=== Task data ===
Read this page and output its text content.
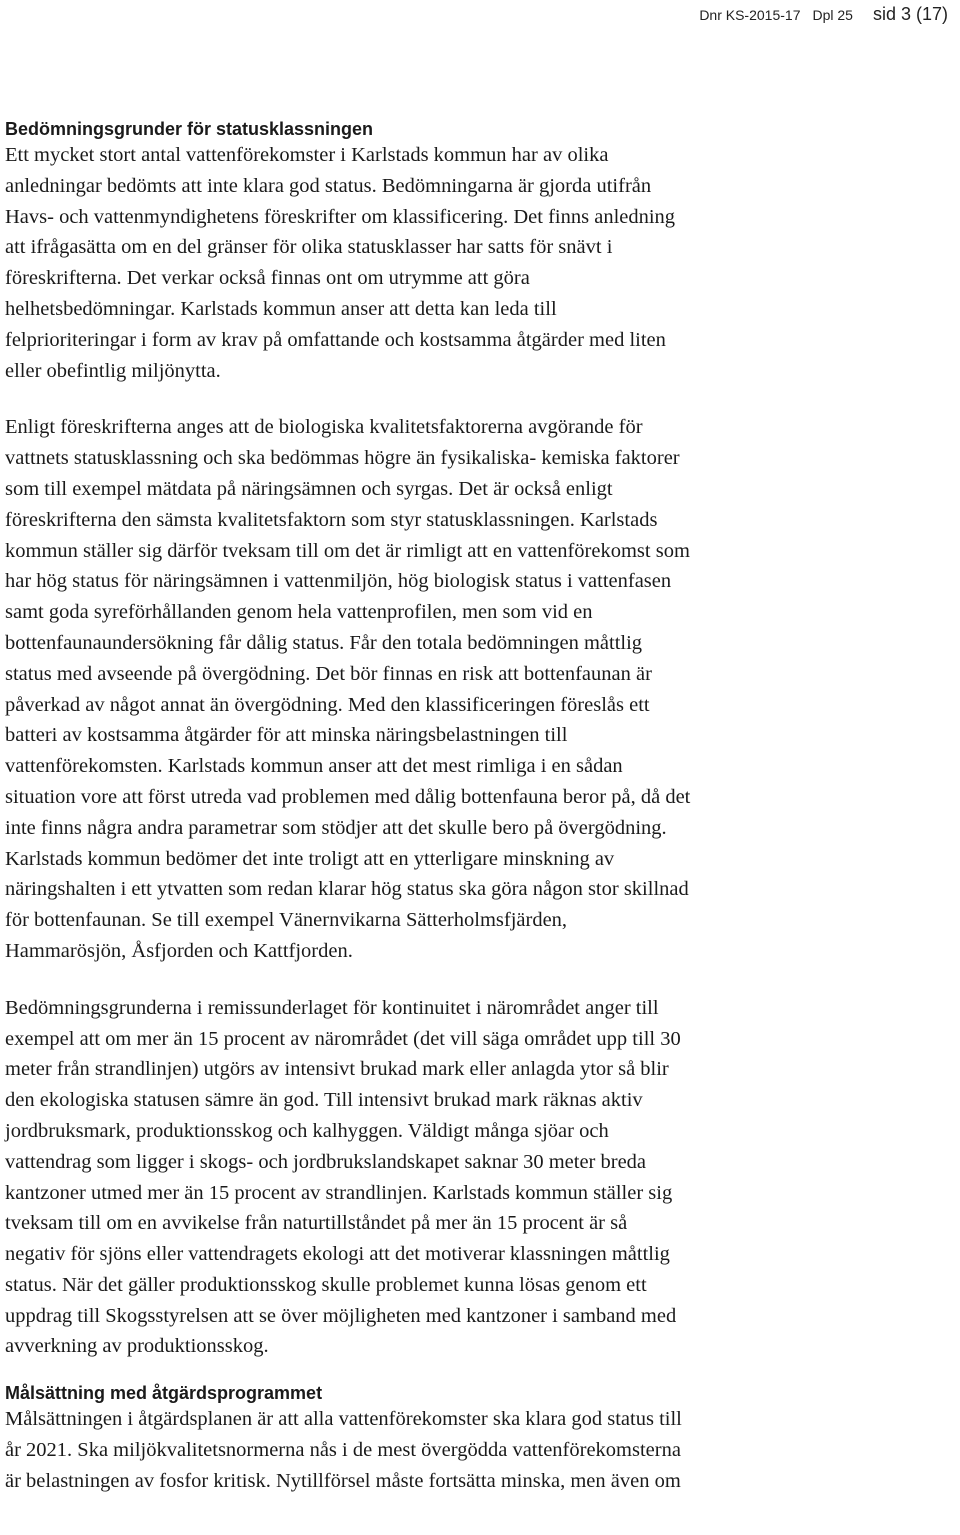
Dnr KS-2015-17 Dpl 25 sid 3 (17)
Bedömningsgrunder för statusklassningen

Ett mycket stort antal vattenförekomster i Karlstads kommun har av olika
anledningar bedömts att inte klara god status. Bedömningarna är gjorda utifrån
Havs- och vattenmyndighetens föreskrifter om klassificering. Det finns anledning
att ifrågasätta om en del gränser för olika statusklasser har satts för snävt i
föreskrifterna. Det verkar också finnas ont om utrymme att göra
helhetsbedömningar. Karlstads kommun anser att detta kan leda till
felprioriteringar i form av krav på omfattande och kostsamma åtgärder med liten
eller obefintlig miljönytta.

Enligt föreskrifterna anges att de biologiska kvalitetsfaktorerna avgörande för
vattnets statusklassning och ska bedömmas högre än fysikaliska- kemiska faktorer
som till exempel mätdata på näringsämnen och syrgas. Det är också enligt
föreskrifterna den sämsta kvalitetsfaktorn som styr statusklassningen. Karlstads
kommun ställer sig därför tveksam till om det är rimligt att en vattenförekomst som
har hög status för näringsämnen i vattenmiljön, hög biologisk status i vattenfasen
samt goda syreförhållanden genom hela vattenprofilen, men som vid en
bottenfaunaundersökning får dålig status. Får den totala bedömningen måttlig
status med avseende på övergödning. Det bör finnas en risk att bottenfaunan är
påverkad av något annat än övergödning. Med den klassificeringen föreslås ett
batteri av kostsamma åtgärder för att minska näringsbelastningen till
vattenförekomsten. Karlstads kommun anser att det mest rimliga i en sådan
situation vore att först utreda vad problemen med dålig bottenfauna beror på, då det
inte finns några andra parametrar som stödjer att det skulle bero på övergödning.
Karlstads kommun bedömer det inte troligt att en ytterligare minskning av
näringshalten i ett ytvatten som redan klarar hög status ska göra någon stor skillnad
för bottenfaunan. Se till exempel Vänernvikarna Sätterholmsfjärden,
Hammarösjön, Åsfjorden och Kattfjorden.

Bedömningsgrunderna i remissunderlaget för kontinuitet i närområdet anger till
exempel att om mer än 15 procent av närområdet (det vill säga området upp till 30
meter från strandlinjen) utgörs av intensivt brukad mark eller anlagda ytor så blir
den ekologiska statusen sämre än god. Till intensivt brukad mark räknas aktiv
jordbruksmark, produktionsskog och kalhyggen. Väldigt många sjöar och
vattendrag som ligger i skogs- och jordbrukslandskapet saknar 30 meter breda
kantzoner utmed mer än 15 procent av strandlinjen. Karlstads kommun ställer sig
tveksam till om en avvikelse från naturtillståndet på mer än 15 procent är så
negativ för sjöns eller vattendragets ekologi att det motiverar klassningen måttlig
status. När det gäller produktionsskog skulle problemet kunna lösas genom ett
uppdrag till Skogsstyrelsen att se över möjligheten med kantzoner i samband med
avverkning av produktionsskog.

Målsättning med åtgärdsprogrammet

Målsättningen i åtgärdsplanen är att alla vattenförekomster ska klara god status till
år 2021. Ska miljökvalitetsnormerna nås i de mest övergödda vattenförekomsterna
är belastningen av fosfor kritisk. Nytillförsel måste fortsätta minska, men även om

=== Your assignment ===
Please copy out each line in the entries that mentions the string "mest".

=== Task solution ===
vattenförekomsten. Karlstads kommun anser att det mest rimliga i en sådan
år 2021. Ska miljökvalitetsnormerna nås i de mest övergödda vattenförekomsterna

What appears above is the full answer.